» **Aim of the task**
Can you restate the records below word for word?

» **Data items**
------------------------
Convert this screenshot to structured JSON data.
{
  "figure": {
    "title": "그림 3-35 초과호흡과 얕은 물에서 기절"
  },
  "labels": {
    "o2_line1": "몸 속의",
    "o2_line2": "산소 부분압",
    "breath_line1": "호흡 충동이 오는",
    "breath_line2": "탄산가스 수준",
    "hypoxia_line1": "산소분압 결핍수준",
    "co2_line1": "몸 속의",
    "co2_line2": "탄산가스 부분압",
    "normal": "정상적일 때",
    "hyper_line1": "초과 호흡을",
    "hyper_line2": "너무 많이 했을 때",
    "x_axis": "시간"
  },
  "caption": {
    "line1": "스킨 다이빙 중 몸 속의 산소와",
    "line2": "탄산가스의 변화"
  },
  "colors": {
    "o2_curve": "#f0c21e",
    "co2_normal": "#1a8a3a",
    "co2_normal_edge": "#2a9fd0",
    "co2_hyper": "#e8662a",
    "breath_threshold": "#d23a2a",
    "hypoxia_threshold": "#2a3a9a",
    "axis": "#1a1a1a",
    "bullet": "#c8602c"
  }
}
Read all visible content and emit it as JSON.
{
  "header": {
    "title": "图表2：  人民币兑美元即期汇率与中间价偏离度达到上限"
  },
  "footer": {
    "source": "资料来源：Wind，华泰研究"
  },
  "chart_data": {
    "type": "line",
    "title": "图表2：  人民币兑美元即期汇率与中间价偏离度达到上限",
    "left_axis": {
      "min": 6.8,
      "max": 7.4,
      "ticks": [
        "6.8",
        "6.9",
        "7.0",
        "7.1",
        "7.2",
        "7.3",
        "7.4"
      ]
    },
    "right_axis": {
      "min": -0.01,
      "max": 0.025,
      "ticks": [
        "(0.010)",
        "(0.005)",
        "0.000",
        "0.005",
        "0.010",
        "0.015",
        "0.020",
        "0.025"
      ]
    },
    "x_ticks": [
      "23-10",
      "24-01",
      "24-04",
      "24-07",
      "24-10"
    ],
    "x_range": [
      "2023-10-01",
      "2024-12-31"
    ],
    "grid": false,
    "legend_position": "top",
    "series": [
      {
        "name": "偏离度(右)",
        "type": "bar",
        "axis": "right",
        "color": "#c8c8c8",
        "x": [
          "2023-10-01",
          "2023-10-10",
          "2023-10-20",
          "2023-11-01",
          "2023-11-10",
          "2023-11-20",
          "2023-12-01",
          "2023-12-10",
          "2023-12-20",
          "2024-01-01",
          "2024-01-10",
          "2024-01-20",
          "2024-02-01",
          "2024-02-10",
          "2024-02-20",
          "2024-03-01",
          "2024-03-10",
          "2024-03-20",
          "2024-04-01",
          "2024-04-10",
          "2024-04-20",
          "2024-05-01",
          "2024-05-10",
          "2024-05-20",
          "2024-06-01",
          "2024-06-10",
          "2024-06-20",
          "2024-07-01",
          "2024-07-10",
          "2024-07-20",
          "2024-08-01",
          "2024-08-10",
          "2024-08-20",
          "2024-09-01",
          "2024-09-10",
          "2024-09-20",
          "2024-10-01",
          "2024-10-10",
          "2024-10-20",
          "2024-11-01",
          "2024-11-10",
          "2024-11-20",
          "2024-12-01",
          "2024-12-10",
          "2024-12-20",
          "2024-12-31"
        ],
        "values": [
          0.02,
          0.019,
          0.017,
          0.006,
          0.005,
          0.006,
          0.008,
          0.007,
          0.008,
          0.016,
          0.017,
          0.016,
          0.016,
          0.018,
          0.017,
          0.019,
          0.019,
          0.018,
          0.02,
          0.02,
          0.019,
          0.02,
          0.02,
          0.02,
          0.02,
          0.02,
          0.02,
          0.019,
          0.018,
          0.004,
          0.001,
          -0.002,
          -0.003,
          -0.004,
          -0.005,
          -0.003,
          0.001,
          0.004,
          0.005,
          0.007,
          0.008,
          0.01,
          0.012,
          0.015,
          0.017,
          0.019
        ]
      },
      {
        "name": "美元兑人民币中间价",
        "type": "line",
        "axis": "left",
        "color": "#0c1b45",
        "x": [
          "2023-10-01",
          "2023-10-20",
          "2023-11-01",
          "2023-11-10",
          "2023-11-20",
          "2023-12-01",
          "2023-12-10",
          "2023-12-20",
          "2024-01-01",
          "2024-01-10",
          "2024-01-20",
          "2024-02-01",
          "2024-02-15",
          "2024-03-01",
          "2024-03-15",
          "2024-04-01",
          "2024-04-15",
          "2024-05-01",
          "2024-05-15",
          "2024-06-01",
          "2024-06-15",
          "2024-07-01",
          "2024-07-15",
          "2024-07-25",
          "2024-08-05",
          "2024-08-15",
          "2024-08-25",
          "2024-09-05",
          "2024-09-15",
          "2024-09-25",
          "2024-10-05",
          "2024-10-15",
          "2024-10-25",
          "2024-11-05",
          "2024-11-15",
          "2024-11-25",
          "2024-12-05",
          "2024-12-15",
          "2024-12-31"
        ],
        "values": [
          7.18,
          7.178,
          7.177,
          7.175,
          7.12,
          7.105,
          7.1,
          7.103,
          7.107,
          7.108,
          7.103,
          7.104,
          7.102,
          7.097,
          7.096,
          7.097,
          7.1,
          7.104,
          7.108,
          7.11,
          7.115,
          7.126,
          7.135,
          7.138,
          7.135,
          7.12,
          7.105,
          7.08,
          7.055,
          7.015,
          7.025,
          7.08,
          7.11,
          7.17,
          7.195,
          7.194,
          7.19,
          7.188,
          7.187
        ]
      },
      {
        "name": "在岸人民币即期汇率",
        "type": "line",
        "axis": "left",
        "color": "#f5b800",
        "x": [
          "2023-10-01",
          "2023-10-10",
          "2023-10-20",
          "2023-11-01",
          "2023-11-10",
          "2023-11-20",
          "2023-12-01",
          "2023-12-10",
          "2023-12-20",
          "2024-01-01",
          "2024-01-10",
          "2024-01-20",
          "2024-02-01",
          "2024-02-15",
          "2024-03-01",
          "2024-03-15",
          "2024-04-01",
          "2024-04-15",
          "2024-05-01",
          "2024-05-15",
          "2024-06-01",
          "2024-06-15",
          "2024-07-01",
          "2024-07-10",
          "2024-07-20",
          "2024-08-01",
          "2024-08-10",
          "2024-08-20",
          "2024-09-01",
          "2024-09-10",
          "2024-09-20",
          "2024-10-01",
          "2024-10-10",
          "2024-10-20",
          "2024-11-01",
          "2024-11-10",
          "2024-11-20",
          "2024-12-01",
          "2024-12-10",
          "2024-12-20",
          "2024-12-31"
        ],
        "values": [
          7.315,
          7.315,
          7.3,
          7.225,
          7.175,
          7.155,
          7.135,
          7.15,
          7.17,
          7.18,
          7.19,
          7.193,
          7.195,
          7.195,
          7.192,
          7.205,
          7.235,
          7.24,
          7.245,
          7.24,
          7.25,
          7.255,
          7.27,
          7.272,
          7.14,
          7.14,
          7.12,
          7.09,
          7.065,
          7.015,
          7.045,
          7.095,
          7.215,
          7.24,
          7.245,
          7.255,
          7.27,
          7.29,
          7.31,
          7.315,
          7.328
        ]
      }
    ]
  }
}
------------------------
» **Task response**
Convert this screenshot to structured JSON data.
{
  "figure": {
    "title": "그림 3-35 초과호흡과 얕은 물에서 기절"
  },
  "labels": {
    "o2_line1": "몸 속의",
    "o2_line2": "산소 부분압",
    "breath_line1": "호흡 충동이 오는",
    "breath_line2": "탄산가스 수준",
    "hypoxia_line1": "산소분압 결핍수준",
    "co2_line1": "몸 속의",
    "co2_line2": "탄산가스 부분압",
    "normal": "정상적일 때",
    "hyper_line1": "초과 호흡을",
    "hyper_line2": "너무 많이 했을 때",
    "x_axis": "시간"
  },
  "caption": {
    "line1": "스킨 다이빙 중 몸 속의 산소와",
    "line2": "탄산가스의 변화"
  },
  "colors": {
    "o2_curve": "#f0c21e",
    "co2_normal": "#1a8a3a",
    "co2_normal_edge": "#2a9fd0",
    "co2_hyper": "#e8662a",
    "breath_threshold": "#d23a2a",
    "hypoxia_threshold": "#2a3a9a",
    "axis": "#1a1a1a",
    "bullet": "#c8602c"
  }
}
Read all visible content and emit it as JSON.
{
  "header": {
    "title": "图表2：  人民币兑美元即期汇率与中间价偏离度达到上限"
  },
  "footer": {
    "source": "资料来源：Wind，华泰研究"
  },
  "chart_data": {
    "type": "line",
    "title": "图表2：  人民币兑美元即期汇率与中间价偏离度达到上限",
    "left_axis": {
      "min": 6.8,
      "max": 7.4,
      "ticks": [
        "6.8",
        "6.9",
        "7.0",
        "7.1",
        "7.2",
        "7.3",
        "7.4"
      ]
    },
    "right_axis": {
      "min": -0.01,
      "max": 0.025,
      "ticks": [
        "(0.010)",
        "(0.005)",
        "0.000",
        "0.005",
        "0.010",
        "0.015",
        "0.020",
        "0.025"
      ]
    },
    "x_ticks": [
      "23-10",
      "24-01",
      "24-04",
      "24-07",
      "24-10"
    ],
    "x_range": [
      "2023-10-01",
      "2024-12-31"
    ],
    "grid": false,
    "legend_position": "top",
    "series": [
      {
        "name": "偏离度(右)",
        "type": "bar",
        "axis": "right",
        "color": "#c8c8c8",
        "x": [
          "2023-10-01",
          "2023-10-10",
          "2023-10-20",
          "2023-11-01",
          "2023-11-10",
          "2023-11-20",
          "2023-12-01",
          "2023-12-10",
          "2023-12-20",
          "2024-01-01",
          "2024-01-10",
          "2024-01-20",
          "2024-02-01",
          "2024-02-10",
          "2024-02-20",
          "2024-03-01",
          "2024-03-10",
          "2024-03-20",
          "2024-04-01",
          "2024-04-10",
          "2024-04-20",
          "2024-05-01",
          "2024-05-10",
          "2024-05-20",
          "2024-06-01",
          "2024-06-10",
          "2024-06-20",
          "2024-07-01",
          "2024-07-10",
          "2024-07-20",
          "2024-08-01",
          "2024-08-10",
          "2024-08-20",
          "2024-09-01",
          "2024-09-10",
          "2024-09-20",
          "2024-10-01",
          "2024-10-10",
          "2024-10-20",
          "2024-11-01",
          "2024-11-10",
          "2024-11-20",
          "2024-12-01",
          "2024-12-10",
          "2024-12-20",
          "2024-12-31"
        ],
        "values": [
          0.02,
          0.019,
          0.017,
          0.006,
          0.005,
          0.006,
          0.008,
          0.007,
          0.008,
          0.016,
          0.017,
          0.016,
          0.016,
          0.018,
          0.017,
          0.019,
          0.019,
          0.018,
          0.02,
          0.02,
          0.019,
          0.02,
          0.02,
          0.02,
          0.02,
          0.02,
          0.02,
          0.019,
          0.018,
          0.004,
          0.001,
          -0.002,
          -0.003,
          -0.004,
          -0.005,
          -0.003,
          0.001,
          0.004,
          0.005,
          0.007,
          0.008,
          0.01,
          0.012,
          0.015,
          0.017,
          0.019
        ]
      },
      {
        "name": "美元兑人民币中间价",
        "type": "line",
        "axis": "left",
        "color": "#0c1b45",
        "x": [
          "2023-10-01",
          "2023-10-20",
          "2023-11-01",
          "2023-11-10",
          "2023-11-20",
          "2023-12-01",
          "2023-12-10",
          "2023-12-20",
          "2024-01-01",
          "2024-01-10",
          "2024-01-20",
          "2024-02-01",
          "2024-02-15",
          "2024-03-01",
          "2024-03-15",
          "2024-04-01",
          "2024-04-15",
          "2024-05-01",
          "2024-05-15",
          "2024-06-01",
          "2024-06-15",
          "2024-07-01",
          "2024-07-15",
          "2024-07-25",
          "2024-08-05",
          "2024-08-15",
          "2024-08-25",
          "2024-09-05",
          "2024-09-15",
          "2024-09-25",
          "2024-10-05",
          "2024-10-15",
          "2024-10-25",
          "2024-11-05",
          "2024-11-15",
          "2024-11-25",
          "2024-12-05",
          "2024-12-15",
          "2024-12-31"
        ],
        "values": [
          7.18,
          7.178,
          7.177,
          7.175,
          7.12,
          7.105,
          7.1,
          7.103,
          7.107,
          7.108,
          7.103,
          7.104,
          7.102,
          7.097,
          7.096,
          7.097,
          7.1,
          7.104,
          7.108,
          7.11,
          7.115,
          7.126,
          7.135,
          7.138,
          7.135,
          7.12,
          7.105,
          7.08,
          7.055,
          7.015,
          7.025,
          7.08,
          7.11,
          7.17,
          7.195,
          7.194,
          7.19,
          7.188,
          7.187
        ]
      },
      {
        "name": "在岸人民币即期汇率",
        "type": "line",
        "axis": "left",
        "color": "#f5b800",
        "x": [
          "2023-10-01",
          "2023-10-10",
          "2023-10-20",
          "2023-11-01",
          "2023-11-10",
          "2023-11-20",
          "2023-12-01",
          "2023-12-10",
          "2023-12-20",
          "2024-01-01",
          "2024-01-10",
          "2024-01-20",
          "2024-02-01",
          "2024-02-15",
          "2024-03-01",
          "2024-03-15",
          "2024-04-01",
          "2024-04-15",
          "2024-05-01",
          "2024-05-15",
          "2024-06-01",
          "2024-06-15",
          "2024-07-01",
          "2024-07-10",
          "2024-07-20",
          "2024-08-01",
          "2024-08-10",
          "2024-08-20",
          "2024-09-01",
          "2024-09-10",
          "2024-09-20",
          "2024-10-01",
          "2024-10-10",
          "2024-10-20",
          "2024-11-01",
          "2024-11-10",
          "2024-11-20",
          "2024-12-01",
          "2024-12-10",
          "2024-12-20",
          "2024-12-31"
        ],
        "values": [
          7.315,
          7.315,
          7.3,
          7.225,
          7.175,
          7.155,
          7.135,
          7.15,
          7.17,
          7.18,
          7.19,
          7.193,
          7.195,
          7.195,
          7.192,
          7.205,
          7.235,
          7.24,
          7.245,
          7.24,
          7.25,
          7.255,
          7.27,
          7.272,
          7.14,
          7.14,
          7.12,
          7.09,
          7.065,
          7.015,
          7.045,
          7.095,
          7.215,
          7.24,
          7.245,
          7.255,
          7.27,
          7.29,
          7.31,
          7.315,
          7.328
        ]
      }
    ]
  }
}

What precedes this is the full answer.